**ENTRIES PROVIDED:**

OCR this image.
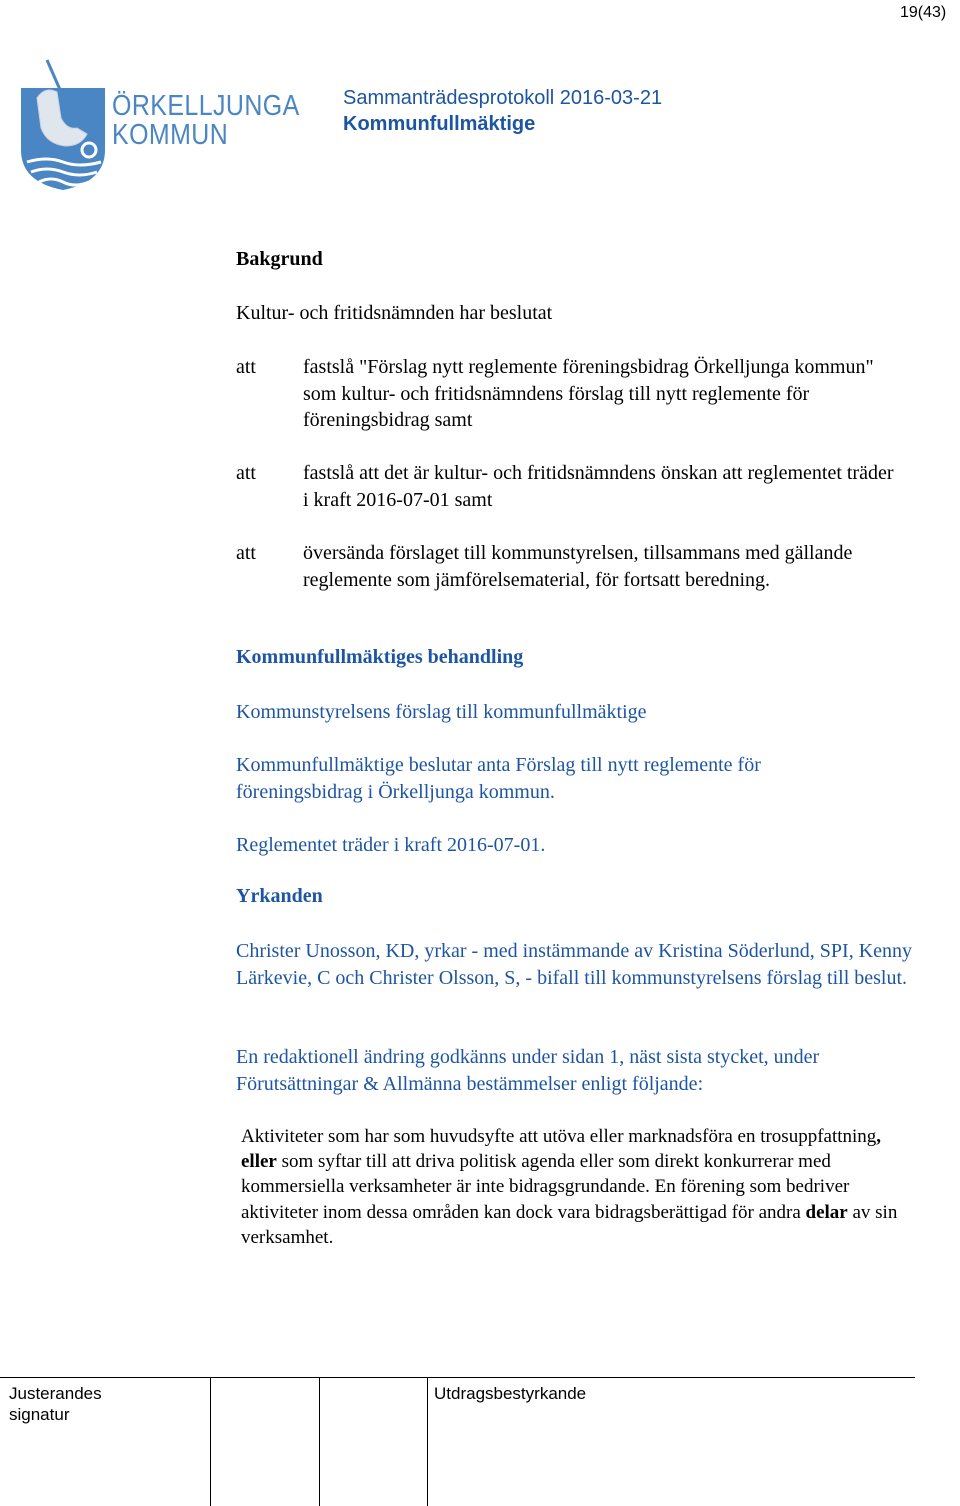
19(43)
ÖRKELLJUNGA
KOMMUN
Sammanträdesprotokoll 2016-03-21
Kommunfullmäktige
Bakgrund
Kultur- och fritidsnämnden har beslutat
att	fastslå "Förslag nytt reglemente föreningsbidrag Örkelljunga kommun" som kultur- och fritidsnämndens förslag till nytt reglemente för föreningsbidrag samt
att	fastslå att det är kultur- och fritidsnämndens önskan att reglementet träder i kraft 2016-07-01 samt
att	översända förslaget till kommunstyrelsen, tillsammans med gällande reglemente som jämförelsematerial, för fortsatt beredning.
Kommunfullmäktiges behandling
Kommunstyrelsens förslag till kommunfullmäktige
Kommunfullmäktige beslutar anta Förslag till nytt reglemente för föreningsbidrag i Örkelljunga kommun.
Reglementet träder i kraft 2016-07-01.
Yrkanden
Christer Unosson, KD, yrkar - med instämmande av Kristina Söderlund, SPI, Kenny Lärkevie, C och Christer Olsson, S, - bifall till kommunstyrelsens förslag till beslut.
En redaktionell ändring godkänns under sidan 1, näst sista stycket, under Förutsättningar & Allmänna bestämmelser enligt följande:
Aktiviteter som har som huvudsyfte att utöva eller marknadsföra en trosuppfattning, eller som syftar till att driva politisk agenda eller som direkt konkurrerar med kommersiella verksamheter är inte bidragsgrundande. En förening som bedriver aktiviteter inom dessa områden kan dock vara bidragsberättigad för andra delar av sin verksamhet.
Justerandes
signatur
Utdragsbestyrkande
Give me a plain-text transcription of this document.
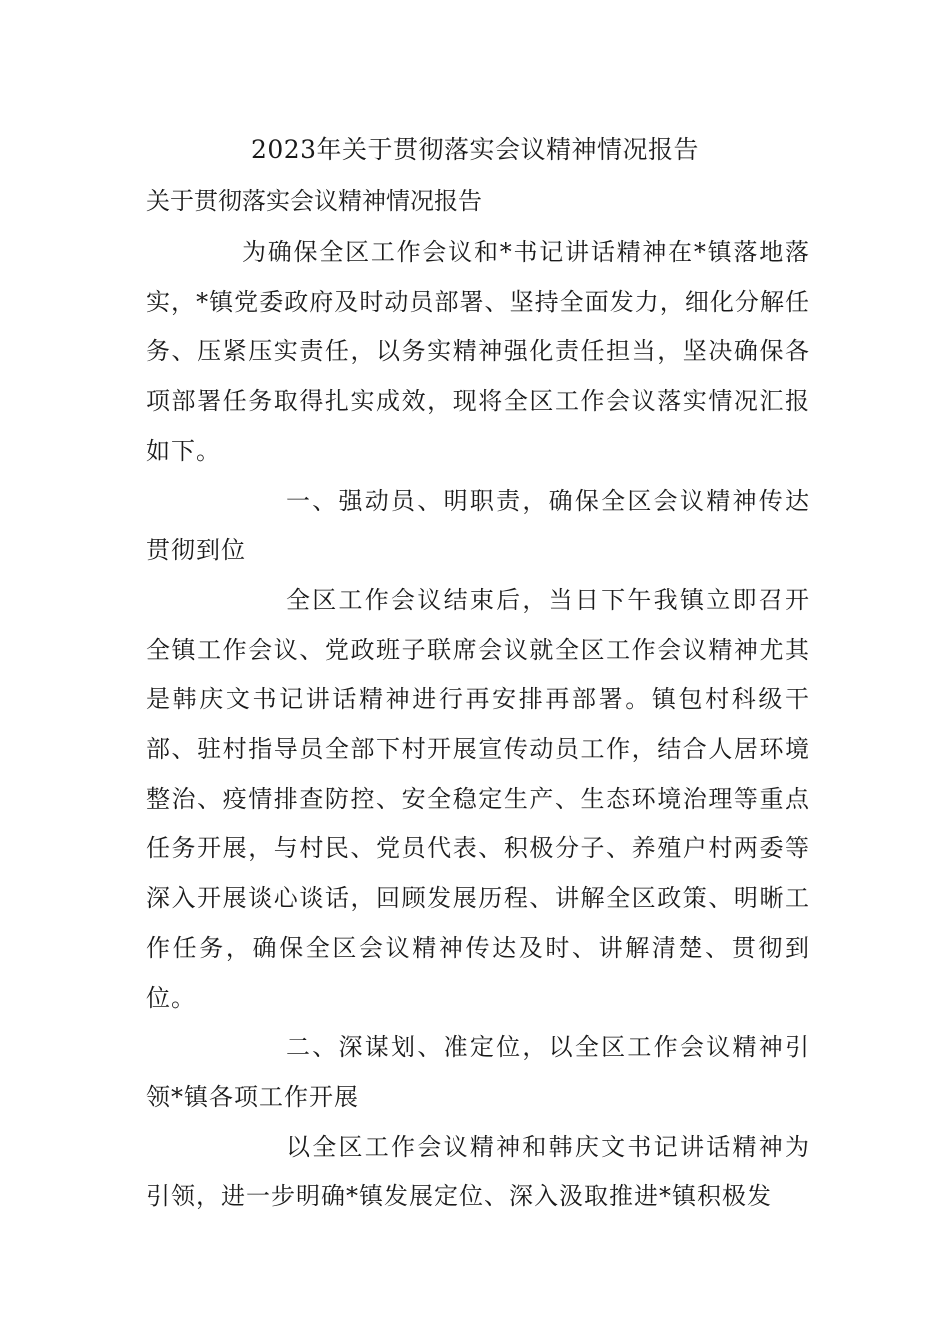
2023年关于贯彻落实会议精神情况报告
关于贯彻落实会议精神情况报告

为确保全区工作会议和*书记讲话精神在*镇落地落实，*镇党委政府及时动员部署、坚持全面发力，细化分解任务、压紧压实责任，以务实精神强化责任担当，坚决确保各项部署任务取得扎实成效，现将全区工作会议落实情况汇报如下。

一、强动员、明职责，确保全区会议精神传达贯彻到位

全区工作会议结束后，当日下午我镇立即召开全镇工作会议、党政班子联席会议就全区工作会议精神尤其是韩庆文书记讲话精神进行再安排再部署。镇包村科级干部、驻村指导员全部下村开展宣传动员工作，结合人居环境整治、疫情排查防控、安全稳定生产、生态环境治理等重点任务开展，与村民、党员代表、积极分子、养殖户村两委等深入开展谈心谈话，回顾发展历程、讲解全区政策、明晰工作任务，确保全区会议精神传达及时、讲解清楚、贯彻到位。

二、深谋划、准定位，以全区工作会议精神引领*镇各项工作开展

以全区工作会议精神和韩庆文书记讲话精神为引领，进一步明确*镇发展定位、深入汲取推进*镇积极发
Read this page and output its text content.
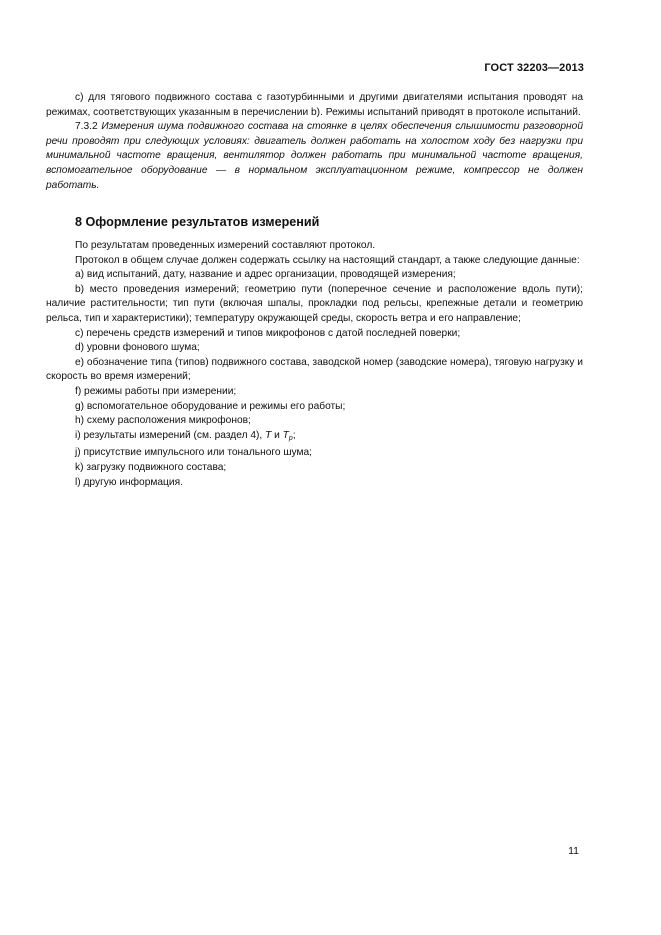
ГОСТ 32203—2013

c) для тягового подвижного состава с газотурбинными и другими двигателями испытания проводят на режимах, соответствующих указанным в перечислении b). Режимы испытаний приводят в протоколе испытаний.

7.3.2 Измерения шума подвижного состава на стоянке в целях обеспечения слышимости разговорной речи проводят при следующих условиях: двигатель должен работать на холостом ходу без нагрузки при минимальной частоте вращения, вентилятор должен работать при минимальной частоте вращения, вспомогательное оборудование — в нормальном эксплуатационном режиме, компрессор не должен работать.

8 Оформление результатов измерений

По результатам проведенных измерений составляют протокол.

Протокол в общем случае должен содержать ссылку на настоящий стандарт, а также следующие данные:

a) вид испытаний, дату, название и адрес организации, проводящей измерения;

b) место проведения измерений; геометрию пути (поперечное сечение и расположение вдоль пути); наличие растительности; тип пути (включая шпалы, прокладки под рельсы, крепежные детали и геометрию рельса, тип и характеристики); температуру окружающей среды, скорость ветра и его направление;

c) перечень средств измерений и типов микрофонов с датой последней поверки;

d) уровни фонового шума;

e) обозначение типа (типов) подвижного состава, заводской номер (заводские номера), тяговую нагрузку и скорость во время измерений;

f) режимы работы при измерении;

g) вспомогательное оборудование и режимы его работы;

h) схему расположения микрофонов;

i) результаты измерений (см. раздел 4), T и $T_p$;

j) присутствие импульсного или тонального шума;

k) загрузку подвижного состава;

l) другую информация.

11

**EXERCISE DIRECTIONS:** Write only the number of lines in the records that include the word "fritidsnämndens".

**REPLY TO THE TASK:** 2